▶ **SELECTED TEXT**
* Begin *
Free Dwelling Policy Concepts Study Guide

Indiana Property exam — Dwelling Policy Concepts.

The Dwelling policy is property-only coverage designed for homes that don't fit a standard homeowners policy — think rental houses, seasonal homes, or modest older dwellings. This guide breaks down the three main dwelling forms, the perils each one covers, and the Coverages A through E that make up the policy. The single most important takeaway for the exam: a basic Dwelling policy is property coverage only, with no built-in liability.

What the Dwelling policy is for

A Dwelling policy (often abbreviated "DP") insures a residential building and related property, but it is intentionally narrower than a homeowners policy. It is commonly used when:

  • The home is a rental occupied by a tenant, not the owner.
  • The dwelling is seasonal, secondary, or vacant part of the year.
  • The home is older or lower-value and may not qualify for a homeowners policy.
  • The owner wants to insure the structure but does not need a full homeowners package.

Because it focuses on the structure and contents, the dwelling policy can be issued where homeowners forms are unavailable, and liability or other coverages can be added by endorsement.

The three dwelling forms

There are three primary dwelling forms, and they differ mainly by how many perils they cover and how they value losses.

DP-1 (Basic Form)

  • The most limited and least expensive form.
  • Covers a short list of named perils, traditionally fire, lightning, and internal explosion, with Extended Coverage (EC) and Vandalism & Malicious Mischief (V&MM) available as added named perils.
  • Often settles losses on an actual cash value (ACV) basis (replacement cost minus depreciation).

DP-2 (Broad Form)

  • Covers a longer list of named perils than DP-1 (adding things like windstorm, certain water damage, falling objects, weight of ice/snow, and accidental discharge).
  • Generally provides replacement cost coverage on the dwelling (when insured to value).
  • A meaningful step up in protection from DP-1.

DP-3 (Special Form)

  • The broadest dwelling form and the most common today.
  • Provides open-peril ("all-risk") coverage on the dwelling and other structures — covered for all causes of loss except those excluded.
  • Personal property is still covered on a named-peril (broad) basis.
  • Typically settles dwelling losses on a replacement cost basis.
* End *
▶ **AVAILABLE DATA**
* Begin *
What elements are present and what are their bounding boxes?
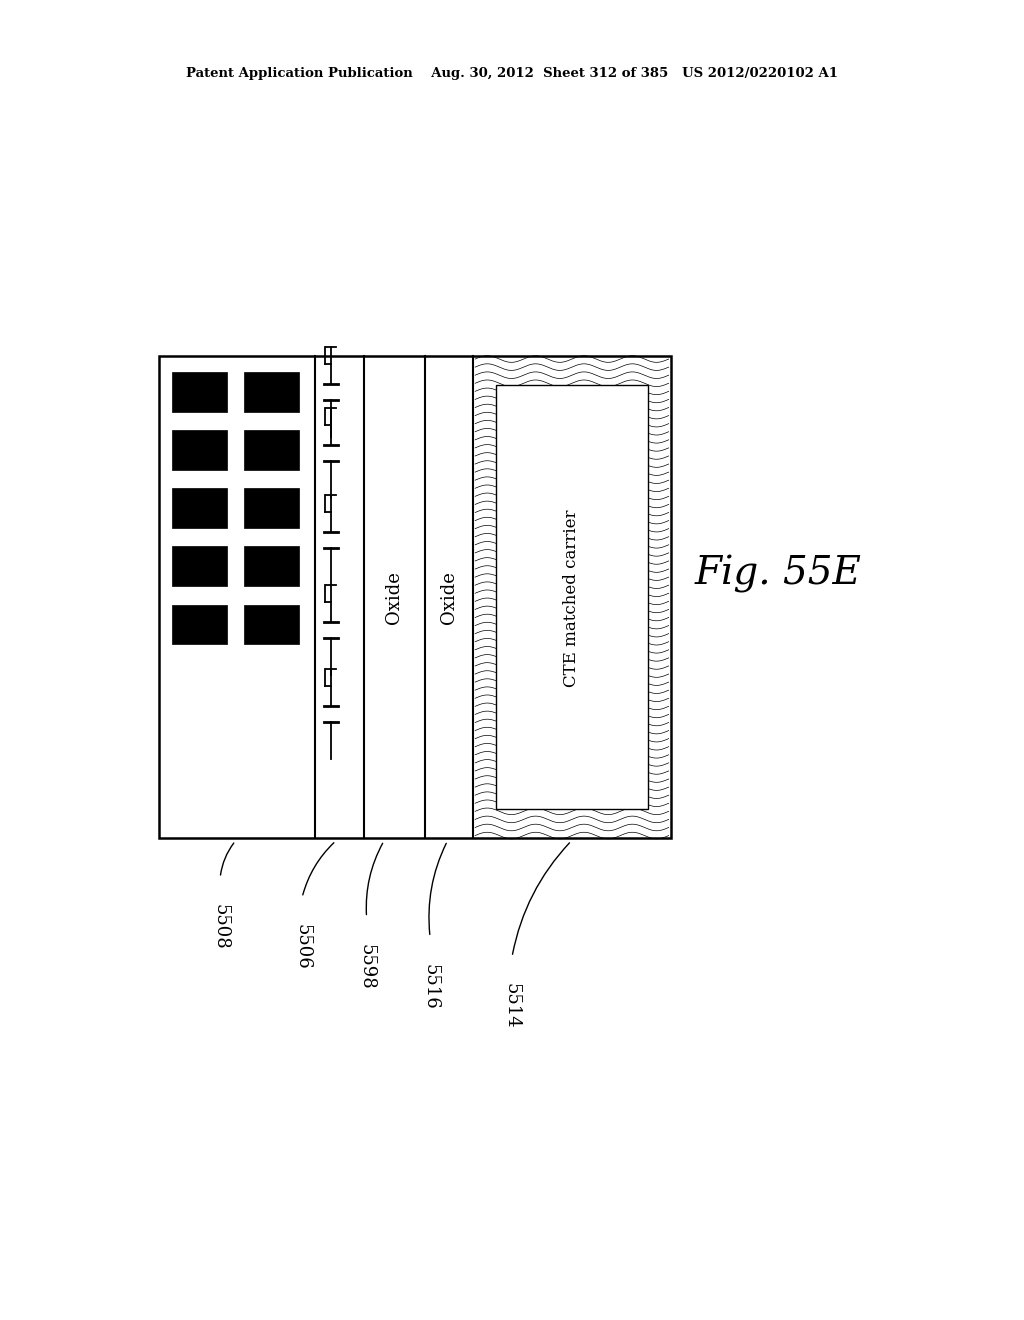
* End *
▶ **WHAT TO WORK ON**
1/ From the dwelling policy study guide, quote the passage that opens with the words containing "There are three" and closes with "least expensive form.".
2/ List the three dwelling forms named in the dwelling policy study guide, each with its form name.
The material shown above is not used for anything asked here.

▶ **SOLUTION SET**
1/
There are three primary dwelling forms, and they differ mainly by how many perils they cover and how they value losses.

DP-1 (Basic Form)

  • The most limited and least expensive form.

2/
DP-1 (Basic Form)
DP-2 (Broad Form)
DP-3 (Special Form)